### Prompt
Return each line of the records holding the string "Мерлен".
━━━ Dataset content ━━━
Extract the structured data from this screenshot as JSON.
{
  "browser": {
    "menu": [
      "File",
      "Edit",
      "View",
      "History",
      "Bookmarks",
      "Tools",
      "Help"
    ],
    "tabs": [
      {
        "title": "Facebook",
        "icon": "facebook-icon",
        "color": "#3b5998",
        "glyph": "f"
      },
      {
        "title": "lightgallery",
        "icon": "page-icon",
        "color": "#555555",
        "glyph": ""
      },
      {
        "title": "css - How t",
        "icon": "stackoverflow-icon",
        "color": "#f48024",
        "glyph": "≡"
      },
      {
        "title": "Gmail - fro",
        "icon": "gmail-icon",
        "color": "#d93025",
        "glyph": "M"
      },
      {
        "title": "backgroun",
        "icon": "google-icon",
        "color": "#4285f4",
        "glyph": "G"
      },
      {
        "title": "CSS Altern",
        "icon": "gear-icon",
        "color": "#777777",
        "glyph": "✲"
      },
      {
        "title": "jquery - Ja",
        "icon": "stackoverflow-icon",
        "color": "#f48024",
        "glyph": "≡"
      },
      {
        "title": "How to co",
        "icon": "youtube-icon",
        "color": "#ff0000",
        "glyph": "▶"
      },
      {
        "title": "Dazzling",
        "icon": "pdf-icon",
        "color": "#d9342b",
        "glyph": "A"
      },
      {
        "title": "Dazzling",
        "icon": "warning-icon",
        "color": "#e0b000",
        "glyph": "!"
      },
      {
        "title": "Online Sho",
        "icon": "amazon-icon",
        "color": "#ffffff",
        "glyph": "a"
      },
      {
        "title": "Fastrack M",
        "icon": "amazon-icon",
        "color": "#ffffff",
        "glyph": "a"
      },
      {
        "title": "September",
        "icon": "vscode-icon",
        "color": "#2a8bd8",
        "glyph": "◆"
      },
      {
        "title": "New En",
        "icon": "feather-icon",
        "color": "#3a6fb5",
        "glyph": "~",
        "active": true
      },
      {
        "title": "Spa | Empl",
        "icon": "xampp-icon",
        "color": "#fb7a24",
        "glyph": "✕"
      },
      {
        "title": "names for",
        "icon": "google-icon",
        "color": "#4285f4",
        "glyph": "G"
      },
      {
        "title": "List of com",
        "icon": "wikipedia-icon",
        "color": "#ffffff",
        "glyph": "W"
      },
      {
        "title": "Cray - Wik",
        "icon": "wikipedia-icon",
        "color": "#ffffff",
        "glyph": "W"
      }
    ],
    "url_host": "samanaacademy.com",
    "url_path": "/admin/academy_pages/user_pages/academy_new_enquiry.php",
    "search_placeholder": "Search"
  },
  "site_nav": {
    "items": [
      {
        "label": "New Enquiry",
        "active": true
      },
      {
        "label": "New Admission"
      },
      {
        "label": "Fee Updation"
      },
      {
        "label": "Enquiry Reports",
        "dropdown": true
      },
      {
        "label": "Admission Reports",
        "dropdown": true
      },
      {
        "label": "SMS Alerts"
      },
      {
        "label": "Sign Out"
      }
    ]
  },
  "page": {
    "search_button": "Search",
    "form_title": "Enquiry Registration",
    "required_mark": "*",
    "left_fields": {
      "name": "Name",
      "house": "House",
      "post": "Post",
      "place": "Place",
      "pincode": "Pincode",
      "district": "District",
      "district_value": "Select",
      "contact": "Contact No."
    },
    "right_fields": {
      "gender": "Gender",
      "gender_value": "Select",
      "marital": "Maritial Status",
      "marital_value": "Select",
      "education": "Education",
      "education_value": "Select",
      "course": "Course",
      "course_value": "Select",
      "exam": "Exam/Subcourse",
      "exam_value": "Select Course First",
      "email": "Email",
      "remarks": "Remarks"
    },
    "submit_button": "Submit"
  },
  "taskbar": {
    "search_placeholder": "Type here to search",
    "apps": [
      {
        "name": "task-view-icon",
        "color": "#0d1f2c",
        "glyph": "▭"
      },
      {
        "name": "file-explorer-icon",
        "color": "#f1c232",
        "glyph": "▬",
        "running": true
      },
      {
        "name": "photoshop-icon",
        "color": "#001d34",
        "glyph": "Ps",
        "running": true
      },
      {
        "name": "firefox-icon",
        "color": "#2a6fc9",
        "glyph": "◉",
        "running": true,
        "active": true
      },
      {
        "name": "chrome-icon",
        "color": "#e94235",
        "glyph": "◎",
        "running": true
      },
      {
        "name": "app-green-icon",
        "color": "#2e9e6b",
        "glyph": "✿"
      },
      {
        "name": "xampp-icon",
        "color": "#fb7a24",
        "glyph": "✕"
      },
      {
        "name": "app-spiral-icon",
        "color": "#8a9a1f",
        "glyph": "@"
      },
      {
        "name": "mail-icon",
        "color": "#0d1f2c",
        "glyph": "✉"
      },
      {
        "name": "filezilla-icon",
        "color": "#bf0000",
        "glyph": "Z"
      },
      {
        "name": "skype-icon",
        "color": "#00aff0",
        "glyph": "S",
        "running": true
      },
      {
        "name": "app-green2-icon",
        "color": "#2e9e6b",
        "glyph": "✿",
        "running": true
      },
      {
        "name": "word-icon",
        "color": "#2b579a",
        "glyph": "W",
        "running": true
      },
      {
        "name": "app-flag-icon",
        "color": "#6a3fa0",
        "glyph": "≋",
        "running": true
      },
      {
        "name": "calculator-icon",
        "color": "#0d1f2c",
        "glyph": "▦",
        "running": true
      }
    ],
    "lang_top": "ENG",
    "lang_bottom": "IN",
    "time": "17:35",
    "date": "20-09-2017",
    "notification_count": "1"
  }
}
━━━
━━━ Dataset content ━━━
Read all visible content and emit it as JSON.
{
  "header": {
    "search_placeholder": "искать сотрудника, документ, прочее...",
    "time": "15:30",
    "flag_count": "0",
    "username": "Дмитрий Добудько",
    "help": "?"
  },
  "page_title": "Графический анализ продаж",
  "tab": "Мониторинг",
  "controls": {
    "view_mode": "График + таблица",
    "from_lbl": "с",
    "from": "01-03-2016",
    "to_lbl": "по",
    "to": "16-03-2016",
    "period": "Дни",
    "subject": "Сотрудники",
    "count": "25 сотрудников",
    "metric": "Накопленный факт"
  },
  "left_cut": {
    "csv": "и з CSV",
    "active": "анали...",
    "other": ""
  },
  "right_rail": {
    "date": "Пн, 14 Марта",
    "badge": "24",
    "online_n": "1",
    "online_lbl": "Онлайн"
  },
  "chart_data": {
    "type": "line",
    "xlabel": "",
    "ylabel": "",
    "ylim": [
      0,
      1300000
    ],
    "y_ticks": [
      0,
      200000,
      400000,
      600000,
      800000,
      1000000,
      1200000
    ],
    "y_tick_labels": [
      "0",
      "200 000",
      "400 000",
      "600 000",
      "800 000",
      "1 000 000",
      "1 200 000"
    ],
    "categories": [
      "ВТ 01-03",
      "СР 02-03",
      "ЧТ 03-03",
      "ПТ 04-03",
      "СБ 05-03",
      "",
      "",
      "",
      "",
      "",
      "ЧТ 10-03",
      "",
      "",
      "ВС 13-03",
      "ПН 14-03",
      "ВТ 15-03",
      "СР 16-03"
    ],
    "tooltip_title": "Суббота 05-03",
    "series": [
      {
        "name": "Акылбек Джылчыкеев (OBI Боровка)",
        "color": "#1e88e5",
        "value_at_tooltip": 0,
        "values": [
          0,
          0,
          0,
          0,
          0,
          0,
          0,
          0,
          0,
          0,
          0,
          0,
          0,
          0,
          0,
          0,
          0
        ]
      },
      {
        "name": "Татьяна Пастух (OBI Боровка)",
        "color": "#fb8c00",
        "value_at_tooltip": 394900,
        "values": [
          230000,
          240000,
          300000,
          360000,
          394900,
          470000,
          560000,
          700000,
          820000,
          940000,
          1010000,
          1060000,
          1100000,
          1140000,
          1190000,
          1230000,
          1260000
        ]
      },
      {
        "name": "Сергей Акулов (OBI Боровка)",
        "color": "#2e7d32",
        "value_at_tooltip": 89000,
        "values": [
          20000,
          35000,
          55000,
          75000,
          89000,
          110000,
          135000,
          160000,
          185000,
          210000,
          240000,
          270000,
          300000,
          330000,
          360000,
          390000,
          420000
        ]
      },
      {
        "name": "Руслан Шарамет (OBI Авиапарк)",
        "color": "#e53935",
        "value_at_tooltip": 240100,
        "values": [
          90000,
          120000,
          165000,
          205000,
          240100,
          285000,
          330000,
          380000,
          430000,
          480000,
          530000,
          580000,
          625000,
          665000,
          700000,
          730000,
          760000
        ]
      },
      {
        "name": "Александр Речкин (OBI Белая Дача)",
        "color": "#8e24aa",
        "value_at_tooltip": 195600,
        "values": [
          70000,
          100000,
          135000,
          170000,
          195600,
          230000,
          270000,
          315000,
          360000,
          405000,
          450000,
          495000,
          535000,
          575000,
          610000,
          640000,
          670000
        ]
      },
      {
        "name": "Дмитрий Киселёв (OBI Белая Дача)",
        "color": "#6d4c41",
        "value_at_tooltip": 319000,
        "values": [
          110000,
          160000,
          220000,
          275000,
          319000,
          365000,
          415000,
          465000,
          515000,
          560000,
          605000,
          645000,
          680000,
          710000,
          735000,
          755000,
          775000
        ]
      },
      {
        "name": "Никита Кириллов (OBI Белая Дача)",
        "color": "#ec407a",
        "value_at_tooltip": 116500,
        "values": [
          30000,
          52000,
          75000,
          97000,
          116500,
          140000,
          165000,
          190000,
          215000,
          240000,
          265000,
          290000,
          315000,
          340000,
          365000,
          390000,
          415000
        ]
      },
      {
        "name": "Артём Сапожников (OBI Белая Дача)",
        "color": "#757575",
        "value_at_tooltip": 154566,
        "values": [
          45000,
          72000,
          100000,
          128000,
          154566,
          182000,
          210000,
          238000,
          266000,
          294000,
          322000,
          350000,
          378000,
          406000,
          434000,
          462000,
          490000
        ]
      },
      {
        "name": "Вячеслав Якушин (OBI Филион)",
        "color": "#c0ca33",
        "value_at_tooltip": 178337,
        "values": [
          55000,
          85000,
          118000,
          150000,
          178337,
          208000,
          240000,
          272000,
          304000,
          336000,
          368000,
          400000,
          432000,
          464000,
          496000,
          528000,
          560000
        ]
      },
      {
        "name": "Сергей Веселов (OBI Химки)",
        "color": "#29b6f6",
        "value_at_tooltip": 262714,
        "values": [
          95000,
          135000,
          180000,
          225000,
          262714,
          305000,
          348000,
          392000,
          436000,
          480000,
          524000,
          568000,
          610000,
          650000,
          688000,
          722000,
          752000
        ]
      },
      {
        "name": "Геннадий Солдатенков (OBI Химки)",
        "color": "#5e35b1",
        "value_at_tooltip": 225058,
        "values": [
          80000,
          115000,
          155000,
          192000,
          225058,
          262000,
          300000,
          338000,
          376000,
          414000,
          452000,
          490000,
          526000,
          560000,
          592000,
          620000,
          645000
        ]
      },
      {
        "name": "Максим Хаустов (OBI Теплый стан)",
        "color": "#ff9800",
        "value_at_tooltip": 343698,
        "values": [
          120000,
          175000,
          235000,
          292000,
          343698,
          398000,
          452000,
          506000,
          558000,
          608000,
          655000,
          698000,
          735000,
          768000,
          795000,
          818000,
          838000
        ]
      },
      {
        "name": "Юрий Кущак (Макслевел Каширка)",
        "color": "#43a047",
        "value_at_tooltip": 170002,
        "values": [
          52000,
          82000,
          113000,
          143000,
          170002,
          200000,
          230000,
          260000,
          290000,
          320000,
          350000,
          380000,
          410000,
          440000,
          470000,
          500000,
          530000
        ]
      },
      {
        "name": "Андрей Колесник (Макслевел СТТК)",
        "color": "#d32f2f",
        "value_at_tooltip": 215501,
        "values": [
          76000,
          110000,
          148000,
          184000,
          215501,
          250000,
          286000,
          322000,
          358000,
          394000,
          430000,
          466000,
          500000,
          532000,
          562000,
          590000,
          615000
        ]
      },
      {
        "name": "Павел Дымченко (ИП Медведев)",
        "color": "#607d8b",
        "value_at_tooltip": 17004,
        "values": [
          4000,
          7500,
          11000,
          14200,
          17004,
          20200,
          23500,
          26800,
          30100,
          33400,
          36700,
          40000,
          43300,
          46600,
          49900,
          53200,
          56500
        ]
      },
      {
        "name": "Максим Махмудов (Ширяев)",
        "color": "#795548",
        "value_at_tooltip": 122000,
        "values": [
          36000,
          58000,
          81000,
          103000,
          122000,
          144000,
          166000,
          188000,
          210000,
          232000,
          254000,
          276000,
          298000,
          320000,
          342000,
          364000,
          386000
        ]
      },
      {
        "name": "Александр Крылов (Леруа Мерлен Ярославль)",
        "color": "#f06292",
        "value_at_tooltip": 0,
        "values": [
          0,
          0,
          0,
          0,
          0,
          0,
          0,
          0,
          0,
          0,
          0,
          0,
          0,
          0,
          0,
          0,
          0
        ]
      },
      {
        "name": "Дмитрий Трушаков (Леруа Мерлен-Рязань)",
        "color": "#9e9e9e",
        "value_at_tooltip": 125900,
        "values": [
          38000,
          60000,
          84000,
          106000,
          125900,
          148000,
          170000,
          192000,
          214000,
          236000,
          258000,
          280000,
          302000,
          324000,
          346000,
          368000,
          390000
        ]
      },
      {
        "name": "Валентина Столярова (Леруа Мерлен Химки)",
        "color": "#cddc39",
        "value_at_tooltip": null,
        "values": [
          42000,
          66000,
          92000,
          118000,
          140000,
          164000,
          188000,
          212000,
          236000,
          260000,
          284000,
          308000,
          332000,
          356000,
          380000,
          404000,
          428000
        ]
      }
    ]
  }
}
━━━
### Full solution
        "name": "Александр Крылов (Леруа Мерлен Ярославль)",
        "name": "Дмитрий Трушаков (Леруа Мерлен-Рязань)",
        "name": "Валентина Столярова (Леруа Мерлен Химки)",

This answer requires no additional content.